▶ [The records]:
^^^^

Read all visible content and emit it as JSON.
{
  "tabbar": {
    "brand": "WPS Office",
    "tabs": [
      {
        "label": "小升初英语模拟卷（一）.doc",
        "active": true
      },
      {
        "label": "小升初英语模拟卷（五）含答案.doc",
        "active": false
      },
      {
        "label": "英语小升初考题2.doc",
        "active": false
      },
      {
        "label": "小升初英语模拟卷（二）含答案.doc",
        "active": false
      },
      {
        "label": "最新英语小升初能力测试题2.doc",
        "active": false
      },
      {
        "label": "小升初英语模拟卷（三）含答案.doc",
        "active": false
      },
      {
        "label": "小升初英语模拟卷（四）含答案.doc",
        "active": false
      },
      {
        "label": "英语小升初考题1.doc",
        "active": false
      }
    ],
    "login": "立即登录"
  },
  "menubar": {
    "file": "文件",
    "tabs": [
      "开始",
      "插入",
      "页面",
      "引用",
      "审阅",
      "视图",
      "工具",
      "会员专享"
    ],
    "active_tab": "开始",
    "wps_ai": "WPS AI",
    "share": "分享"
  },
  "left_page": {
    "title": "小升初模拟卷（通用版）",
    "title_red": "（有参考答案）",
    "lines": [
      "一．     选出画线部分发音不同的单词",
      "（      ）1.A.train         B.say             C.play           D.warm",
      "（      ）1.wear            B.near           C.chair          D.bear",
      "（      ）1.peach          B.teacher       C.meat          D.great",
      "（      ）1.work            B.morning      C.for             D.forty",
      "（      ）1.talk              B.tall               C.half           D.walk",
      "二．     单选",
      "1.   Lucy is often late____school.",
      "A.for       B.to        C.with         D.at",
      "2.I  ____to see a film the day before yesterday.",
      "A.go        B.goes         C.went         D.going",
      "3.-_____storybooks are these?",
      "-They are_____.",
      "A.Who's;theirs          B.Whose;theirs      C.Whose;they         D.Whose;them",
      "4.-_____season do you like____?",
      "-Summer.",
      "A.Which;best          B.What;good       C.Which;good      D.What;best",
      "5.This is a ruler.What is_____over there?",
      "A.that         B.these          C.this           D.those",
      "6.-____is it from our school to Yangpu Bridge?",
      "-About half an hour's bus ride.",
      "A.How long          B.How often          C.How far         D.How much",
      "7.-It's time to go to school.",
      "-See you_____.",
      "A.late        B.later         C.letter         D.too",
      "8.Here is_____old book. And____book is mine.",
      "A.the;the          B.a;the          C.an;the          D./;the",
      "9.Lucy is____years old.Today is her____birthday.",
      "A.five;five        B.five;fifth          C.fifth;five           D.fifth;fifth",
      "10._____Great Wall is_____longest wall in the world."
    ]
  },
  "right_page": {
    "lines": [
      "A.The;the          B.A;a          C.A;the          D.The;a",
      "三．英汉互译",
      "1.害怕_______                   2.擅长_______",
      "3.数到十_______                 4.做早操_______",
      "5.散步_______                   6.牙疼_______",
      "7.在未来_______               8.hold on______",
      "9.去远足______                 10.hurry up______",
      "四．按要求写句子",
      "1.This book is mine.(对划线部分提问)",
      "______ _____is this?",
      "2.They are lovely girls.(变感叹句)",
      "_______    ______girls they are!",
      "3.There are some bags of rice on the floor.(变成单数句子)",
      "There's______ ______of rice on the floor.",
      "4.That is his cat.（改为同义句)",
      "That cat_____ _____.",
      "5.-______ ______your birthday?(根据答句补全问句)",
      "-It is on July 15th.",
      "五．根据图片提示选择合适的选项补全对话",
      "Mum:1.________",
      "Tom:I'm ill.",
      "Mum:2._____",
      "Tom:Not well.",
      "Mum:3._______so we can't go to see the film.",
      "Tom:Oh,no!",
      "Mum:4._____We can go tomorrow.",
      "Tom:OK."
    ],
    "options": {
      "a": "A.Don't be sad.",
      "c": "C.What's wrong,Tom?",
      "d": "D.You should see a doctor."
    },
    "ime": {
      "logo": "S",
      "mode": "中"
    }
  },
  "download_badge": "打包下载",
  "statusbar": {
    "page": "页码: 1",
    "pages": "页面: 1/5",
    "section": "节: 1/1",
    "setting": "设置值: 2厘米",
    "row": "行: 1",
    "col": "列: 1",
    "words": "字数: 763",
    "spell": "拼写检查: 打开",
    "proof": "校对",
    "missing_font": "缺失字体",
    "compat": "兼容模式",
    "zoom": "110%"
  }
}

^^^^

▶ [Task description]: Reproduce each line from the records that contains the word "half".

▶ [Result of the task]:
      "（      ）1.talk              B.tall               C.half           D.walk",
      "-About half an hour's bus ride.",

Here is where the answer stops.